Information supplied:
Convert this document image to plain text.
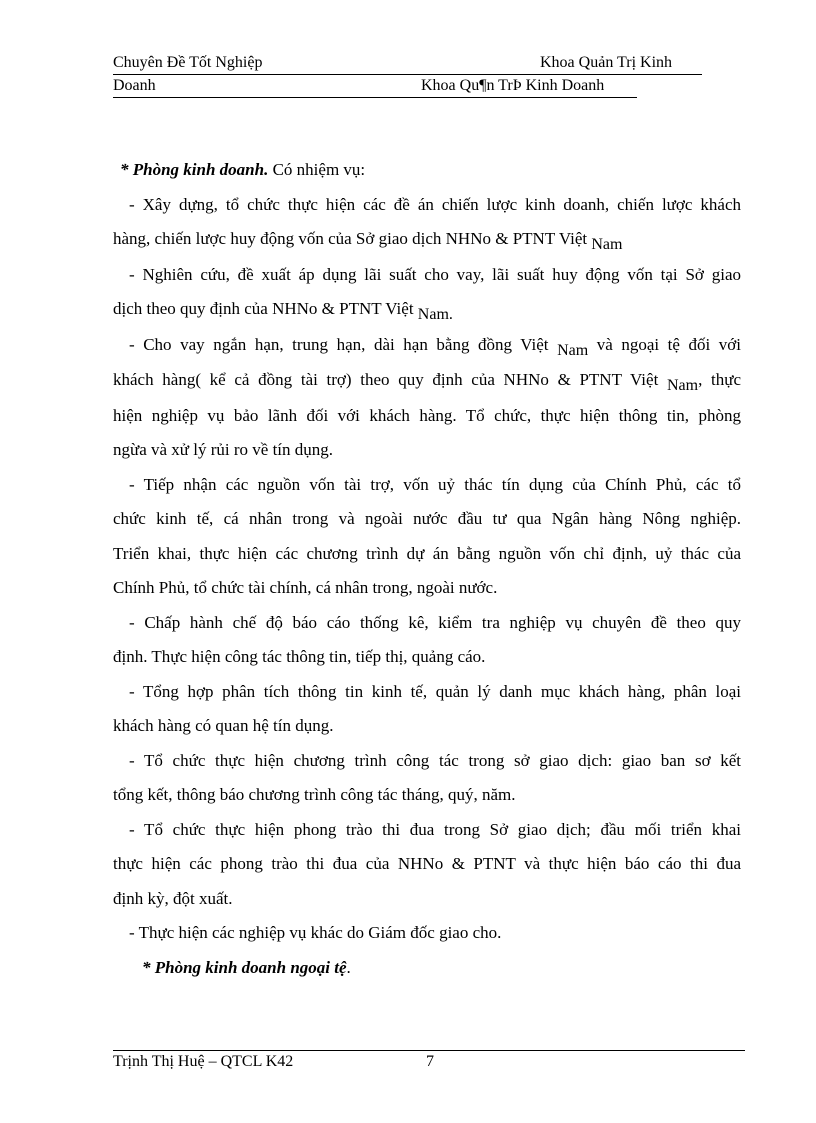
Chuyên Đề Tốt Nghiệp	Khoa Quản Trị Kinh
Doanh	Khoa Qu¶n TrÞ Kinh Doanh

* Phòng kinh doanh. Có nhiệm vụ:

- Xây dựng, tổ chức thực hiện các đề án chiến lược kinh doanh, chiến lược khách

hàng, chiến lược huy động vốn của Sở giao dịch NHNo & PTNT Việt Nam

- Nghiên cứu, đề xuất áp dụng lãi suất cho vay, lãi suất huy động vốn tại Sở giao

dịch theo quy định của NHNo & PTNT Việt Nam.

- Cho vay ngắn hạn, trung hạn, dài hạn bằng đồng Việt Nam và ngoại tệ đối với

khách hàng( kể cả đồng tài trợ) theo quy định của NHNo & PTNT Việt Nam, thực

hiện nghiệp vụ bảo lãnh đối với khách hàng. Tổ chức, thực hiện thông tin, phòng

ngừa và xử lý rủi ro về tín dụng.

- Tiếp nhận các nguồn vốn tài trợ, vốn uỷ thác tín dụng của Chính Phủ, các tổ

chức kinh tế, cá nhân trong và ngoài nước đầu tư qua Ngân hàng Nông nghiệp.

Triển khai, thực hiện các chương trình dự án bằng nguồn vốn chỉ định, uỷ thác của

Chính Phủ, tổ chức tài chính, cá nhân trong, ngoài nước.

- Chấp hành chế độ báo cáo thống kê, kiểm tra nghiệp vụ chuyên đề theo quy

định. Thực hiện công tác thông tin, tiếp thị, quảng cáo.

- Tổng hợp phân tích thông tin kinh tế, quản lý danh mục khách hàng, phân loại

khách hàng có quan hệ tín dụng.

- Tổ chức thực hiện chương trình công tác trong sở giao dịch: giao ban sơ kết

tổng kết, thông báo chương trình công tác tháng, quý, năm.

- Tổ chức thực hiện phong trào thi đua trong Sở giao dịch; đầu mối triển khai

thực hiện các phong trào thi đua của NHNo & PTNT và thực hiện báo cáo thi đua

định kỳ, đột xuất.

- Thực hiện các nghiệp vụ khác do Giám đốc giao cho.

* Phòng kinh doanh ngoại tệ.

Trịnh Thị Huệ – QTCL K42	7
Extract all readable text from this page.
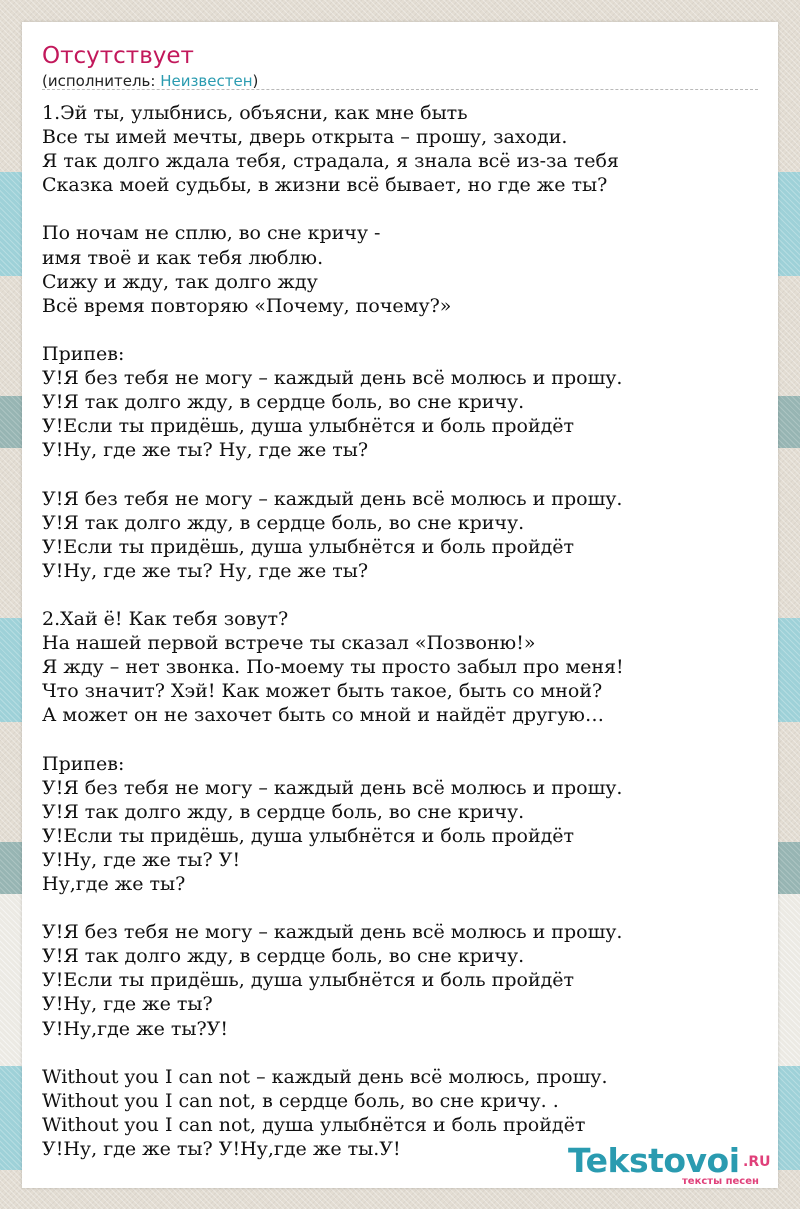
Отсутствует
(исполнитель: Неизвестен)
1.Эй ты, улыбнись, объясни, как мне быть
Все ты имей мечты, дверь открыта – прошу, заходи.
Я так долго ждала тебя, страдала, я знала всё из-за тебя
Сказка моей судьбы, в жизни всё бывает, но где же ты?
По ночам не сплю, во сне кричу -
имя твоё и как тебя люблю.
Сижу и жду, так долго жду
Всё время повторяю «Почему, почему?»
Припев:
У!Я без тебя не могу – каждый день всё молюсь и прошу.
У!Я так долго жду, в сердце боль, во сне кричу.
У!Если ты придёшь, душа улыбнётся и боль пройдёт
У!Ну, где же ты? Ну, где же ты?
У!Я без тебя не могу – каждый день всё молюсь и прошу.
У!Я так долго жду, в сердце боль, во сне кричу.
У!Если ты придёшь, душа улыбнётся и боль пройдёт
У!Ну, где же ты? Ну, где же ты?
2.Хай ё! Как тебя зовут?
На нашей первой встрече ты сказал «Позвоню!»
Я жду – нет звонка. По-моему ты просто забыл про меня!
Что значит? Хэй! Как может быть такое, быть со мной?
А может он не захочет быть со мной и найдёт другую…
Припев:
У!Я без тебя не могу – каждый день всё молюсь и прошу.
У!Я так долго жду, в сердце боль, во сне кричу.
У!Если ты придёшь, душа улыбнётся и боль пройдёт
У!Ну, где же ты? У!
Ну,где же ты?
У!Я без тебя не могу – каждый день всё молюсь и прошу.
У!Я так долго жду, в сердце боль, во сне кричу.
У!Если ты придёшь, душа улыбнётся и боль пройдёт
У!Ну, где же ты?
У!Ну,где же ты?У!
Without you I can not – каждый день всё молюсь, прошу.
Without you I can not, в сердце боль, во сне кричу. .
Without you I can not, душа улыбнётся и боль пройдёт
У!Ну, где же ты? У!Ну,где же ты.У!	Tekstovoi .RU
тексты песен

Written request: Omit the pictures and restate the rest of the records verbatim.

Solution for this exercise:
Convert this document image to plain text.
Chuyên Đề Tốt Nghiệp	Khoa Quản Trị Kinh
Doanh	Khoa Qu¶n TrÞ Kinh Doanh

* Phòng kinh doanh. Có nhiệm vụ:

- Xây dựng, tổ chức thực hiện các đề án chiến lược kinh doanh, chiến lược khách

hàng, chiến lược huy động vốn của Sở giao dịch NHNo & PTNT Việt Nam

- Nghiên cứu, đề xuất áp dụng lãi suất cho vay, lãi suất huy động vốn tại Sở giao

dịch theo quy định của NHNo & PTNT Việt Nam.

- Cho vay ngắn hạn, trung hạn, dài hạn bằng đồng Việt Nam và ngoại tệ đối với

khách hàng( kể cả đồng tài trợ) theo quy định của NHNo & PTNT Việt Nam, thực

hiện nghiệp vụ bảo lãnh đối với khách hàng. Tổ chức, thực hiện thông tin, phòng

ngừa và xử lý rủi ro về tín dụng.

- Tiếp nhận các nguồn vốn tài trợ, vốn uỷ thác tín dụng của Chính Phủ, các tổ

chức kinh tế, cá nhân trong và ngoài nước đầu tư qua Ngân hàng Nông nghiệp.

Triển khai, thực hiện các chương trình dự án bằng nguồn vốn chỉ định, uỷ thác của

Chính Phủ, tổ chức tài chính, cá nhân trong, ngoài nước.

- Chấp hành chế độ báo cáo thống kê, kiểm tra nghiệp vụ chuyên đề theo quy

định. Thực hiện công tác thông tin, tiếp thị, quảng cáo.

- Tổng hợp phân tích thông tin kinh tế, quản lý danh mục khách hàng, phân loại

khách hàng có quan hệ tín dụng.

- Tổ chức thực hiện chương trình công tác trong sở giao dịch: giao ban sơ kết

tổng kết, thông báo chương trình công tác tháng, quý, năm.

- Tổ chức thực hiện phong trào thi đua trong Sở giao dịch; đầu mối triển khai

thực hiện các phong trào thi đua của NHNo & PTNT và thực hiện báo cáo thi đua

định kỳ, đột xuất.

- Thực hiện các nghiệp vụ khác do Giám đốc giao cho.

* Phòng kinh doanh ngoại tệ.

Trịnh Thị Huệ – QTCL K42	7
Extract all readable text from this page.
Отсутствует
(исполнитель: Неизвестен)
1.Эй ты, улыбнись, объясни, как мне быть
Все ты имей мечты, дверь открыта – прошу, заходи.
Я так долго ждала тебя, страдала, я знала всё из-за тебя
Сказка моей судьбы, в жизни всё бывает, но где же ты?
По ночам не сплю, во сне кричу -
имя твоё и как тебя люблю.
Сижу и жду, так долго жду
Всё время повторяю «Почему, почему?»
Припев:
У!Я без тебя не могу – каждый день всё молюсь и прошу.
У!Я так долго жду, в сердце боль, во сне кричу.
У!Если ты придёшь, душа улыбнётся и боль пройдёт
У!Ну, где же ты? Ну, где же ты?
У!Я без тебя не могу – каждый день всё молюсь и прошу.
У!Я так долго жду, в сердце боль, во сне кричу.
У!Если ты придёшь, душа улыбнётся и боль пройдёт
У!Ну, где же ты? Ну, где же ты?
2.Хай ё! Как тебя зовут?
На нашей первой встрече ты сказал «Позвоню!»
Я жду – нет звонка. По-моему ты просто забыл про меня!
Что значит? Хэй! Как может быть такое, быть со мной?
А может он не захочет быть со мной и найдёт другую…
Припев:
У!Я без тебя не могу – каждый день всё молюсь и прошу.
У!Я так долго жду, в сердце боль, во сне кричу.
У!Если ты придёшь, душа улыбнётся и боль пройдёт
У!Ну, где же ты? У!
Ну,где же ты?
У!Я без тебя не могу – каждый день всё молюсь и прошу.
У!Я так долго жду, в сердце боль, во сне кричу.
У!Если ты придёшь, душа улыбнётся и боль пройдёт
У!Ну, где же ты?
У!Ну,где же ты?У!
Without you I can not – каждый день всё молюсь, прошу.
Without you I can not, в сердце боль, во сне кричу. .
Without you I can not, душа улыбнётся и боль пройдёт
У!Ну, где же ты? У!Ну,где же ты.У!	Tekstovoi .RU
тексты песен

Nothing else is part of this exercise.